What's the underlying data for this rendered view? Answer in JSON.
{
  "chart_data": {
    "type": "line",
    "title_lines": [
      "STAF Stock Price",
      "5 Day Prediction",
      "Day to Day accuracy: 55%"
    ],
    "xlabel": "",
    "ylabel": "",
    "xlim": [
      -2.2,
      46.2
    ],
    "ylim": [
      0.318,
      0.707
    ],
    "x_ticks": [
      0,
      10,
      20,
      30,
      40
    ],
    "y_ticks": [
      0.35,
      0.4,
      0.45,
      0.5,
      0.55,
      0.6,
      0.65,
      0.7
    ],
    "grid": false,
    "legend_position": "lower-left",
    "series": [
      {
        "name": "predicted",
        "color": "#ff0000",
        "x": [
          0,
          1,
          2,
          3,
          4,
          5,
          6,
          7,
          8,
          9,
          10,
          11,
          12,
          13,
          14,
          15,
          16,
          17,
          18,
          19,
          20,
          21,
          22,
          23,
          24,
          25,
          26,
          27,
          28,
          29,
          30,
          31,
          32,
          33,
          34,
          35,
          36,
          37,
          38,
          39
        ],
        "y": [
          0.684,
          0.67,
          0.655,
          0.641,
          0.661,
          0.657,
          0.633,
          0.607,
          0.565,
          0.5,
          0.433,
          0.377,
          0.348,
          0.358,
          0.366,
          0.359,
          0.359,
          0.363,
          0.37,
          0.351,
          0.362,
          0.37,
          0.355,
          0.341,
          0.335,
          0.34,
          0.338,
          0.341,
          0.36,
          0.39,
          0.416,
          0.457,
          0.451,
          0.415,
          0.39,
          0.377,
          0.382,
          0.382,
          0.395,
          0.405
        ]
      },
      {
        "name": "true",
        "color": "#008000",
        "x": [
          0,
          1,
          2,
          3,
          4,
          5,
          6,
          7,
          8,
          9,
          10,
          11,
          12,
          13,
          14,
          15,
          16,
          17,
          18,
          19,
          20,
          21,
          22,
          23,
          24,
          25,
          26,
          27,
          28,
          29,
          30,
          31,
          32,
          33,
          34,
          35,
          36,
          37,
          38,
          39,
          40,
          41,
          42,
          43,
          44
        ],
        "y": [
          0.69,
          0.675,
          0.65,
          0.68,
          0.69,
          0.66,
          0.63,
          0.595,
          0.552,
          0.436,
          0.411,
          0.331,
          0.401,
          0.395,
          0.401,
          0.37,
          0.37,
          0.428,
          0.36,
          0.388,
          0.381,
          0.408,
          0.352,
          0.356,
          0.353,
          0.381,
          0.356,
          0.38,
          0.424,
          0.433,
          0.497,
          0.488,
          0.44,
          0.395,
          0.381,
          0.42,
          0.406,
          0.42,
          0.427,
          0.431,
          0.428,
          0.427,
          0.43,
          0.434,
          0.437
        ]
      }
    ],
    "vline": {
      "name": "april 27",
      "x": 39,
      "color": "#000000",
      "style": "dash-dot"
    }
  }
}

+-------+

_EXERCISE AIM_. Reproduce each entry word for word.

_TASK OUTPUT_.
What's the underlying data for this rendered view? Answer in JSON.
{
  "chart_data": {
    "type": "line",
    "title_lines": [
      "STAF Stock Price",
      "5 Day Prediction",
      "Day to Day accuracy: 55%"
    ],
    "xlabel": "",
    "ylabel": "",
    "xlim": [
      -2.2,
      46.2
    ],
    "ylim": [
      0.318,
      0.707
    ],
    "x_ticks": [
      0,
      10,
      20,
      30,
      40
    ],
    "y_ticks": [
      0.35,
      0.4,
      0.45,
      0.5,
      0.55,
      0.6,
      0.65,
      0.7
    ],
    "grid": false,
    "legend_position": "lower-left",
    "series": [
      {
        "name": "predicted",
        "color": "#ff0000",
        "x": [
          0,
          1,
          2,
          3,
          4,
          5,
          6,
          7,
          8,
          9,
          10,
          11,
          12,
          13,
          14,
          15,
          16,
          17,
          18,
          19,
          20,
          21,
          22,
          23,
          24,
          25,
          26,
          27,
          28,
          29,
          30,
          31,
          32,
          33,
          34,
          35,
          36,
          37,
          38,
          39
        ],
        "y": [
          0.684,
          0.67,
          0.655,
          0.641,
          0.661,
          0.657,
          0.633,
          0.607,
          0.565,
          0.5,
          0.433,
          0.377,
          0.348,
          0.358,
          0.366,
          0.359,
          0.359,
          0.363,
          0.37,
          0.351,
          0.362,
          0.37,
          0.355,
          0.341,
          0.335,
          0.34,
          0.338,
          0.341,
          0.36,
          0.39,
          0.416,
          0.457,
          0.451,
          0.415,
          0.39,
          0.377,
          0.382,
          0.382,
          0.395,
          0.405
        ]
      },
      {
        "name": "true",
        "color": "#008000",
        "x": [
          0,
          1,
          2,
          3,
          4,
          5,
          6,
          7,
          8,
          9,
          10,
          11,
          12,
          13,
          14,
          15,
          16,
          17,
          18,
          19,
          20,
          21,
          22,
          23,
          24,
          25,
          26,
          27,
          28,
          29,
          30,
          31,
          32,
          33,
          34,
          35,
          36,
          37,
          38,
          39,
          40,
          41,
          42,
          43,
          44
        ],
        "y": [
          0.69,
          0.675,
          0.65,
          0.68,
          0.69,
          0.66,
          0.63,
          0.595,
          0.552,
          0.436,
          0.411,
          0.331,
          0.401,
          0.395,
          0.401,
          0.37,
          0.37,
          0.428,
          0.36,
          0.388,
          0.381,
          0.408,
          0.352,
          0.356,
          0.353,
          0.381,
          0.356,
          0.38,
          0.424,
          0.433,
          0.497,
          0.488,
          0.44,
          0.395,
          0.381,
          0.42,
          0.406,
          0.42,
          0.427,
          0.431,
          0.428,
          0.427,
          0.43,
          0.434,
          0.437
        ]
      }
    ],
    "vline": {
      "name": "april 27",
      "x": 39,
      "color": "#000000",
      "style": "dash-dot"
    }
  }
}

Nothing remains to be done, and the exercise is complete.